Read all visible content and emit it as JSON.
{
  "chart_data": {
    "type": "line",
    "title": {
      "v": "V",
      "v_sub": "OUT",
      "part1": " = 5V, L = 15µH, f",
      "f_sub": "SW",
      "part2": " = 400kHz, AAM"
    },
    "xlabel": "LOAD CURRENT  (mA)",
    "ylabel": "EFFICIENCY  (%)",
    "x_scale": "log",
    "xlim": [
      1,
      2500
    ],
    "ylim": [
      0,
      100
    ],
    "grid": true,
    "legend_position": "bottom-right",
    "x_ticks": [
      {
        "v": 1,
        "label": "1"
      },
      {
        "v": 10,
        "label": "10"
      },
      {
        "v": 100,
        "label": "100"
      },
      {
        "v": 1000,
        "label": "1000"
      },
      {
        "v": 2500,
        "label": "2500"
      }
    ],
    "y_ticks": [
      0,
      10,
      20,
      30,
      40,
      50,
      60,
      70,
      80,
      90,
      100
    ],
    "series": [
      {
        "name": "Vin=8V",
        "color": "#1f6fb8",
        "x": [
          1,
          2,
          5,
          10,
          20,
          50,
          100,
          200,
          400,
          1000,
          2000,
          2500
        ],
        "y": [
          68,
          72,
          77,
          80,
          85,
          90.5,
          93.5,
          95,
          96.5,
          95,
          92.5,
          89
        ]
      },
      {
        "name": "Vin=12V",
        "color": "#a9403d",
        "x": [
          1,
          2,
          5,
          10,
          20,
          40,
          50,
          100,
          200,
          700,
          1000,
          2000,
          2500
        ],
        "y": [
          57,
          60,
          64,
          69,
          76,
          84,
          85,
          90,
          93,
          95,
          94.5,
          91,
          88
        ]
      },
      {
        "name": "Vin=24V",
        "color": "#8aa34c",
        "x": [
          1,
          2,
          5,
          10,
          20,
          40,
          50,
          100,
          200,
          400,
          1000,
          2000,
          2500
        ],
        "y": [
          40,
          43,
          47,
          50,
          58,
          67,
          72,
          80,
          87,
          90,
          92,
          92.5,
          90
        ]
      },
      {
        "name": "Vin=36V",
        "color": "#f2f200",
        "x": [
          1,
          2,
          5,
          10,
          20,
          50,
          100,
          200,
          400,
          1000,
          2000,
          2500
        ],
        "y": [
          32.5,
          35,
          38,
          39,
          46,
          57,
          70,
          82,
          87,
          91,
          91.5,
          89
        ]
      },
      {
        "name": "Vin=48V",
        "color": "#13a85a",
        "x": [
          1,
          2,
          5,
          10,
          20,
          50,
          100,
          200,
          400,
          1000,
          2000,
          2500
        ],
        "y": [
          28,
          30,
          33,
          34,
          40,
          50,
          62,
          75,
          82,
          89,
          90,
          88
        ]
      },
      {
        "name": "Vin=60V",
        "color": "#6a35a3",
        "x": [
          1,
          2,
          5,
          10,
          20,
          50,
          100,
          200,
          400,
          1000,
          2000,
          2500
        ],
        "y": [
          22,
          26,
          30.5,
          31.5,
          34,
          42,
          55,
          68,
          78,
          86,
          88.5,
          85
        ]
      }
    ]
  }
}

═══

* What you will do *
Which lines hold the word "name"? Return all of them from the records above.

* Result for this task *
        "name": "Vin=8V",
        "name": "Vin=12V",
        "name": "Vin=24V",
        "name": "Vin=36V",
        "name": "Vin=48V",
        "name": "Vin=60V",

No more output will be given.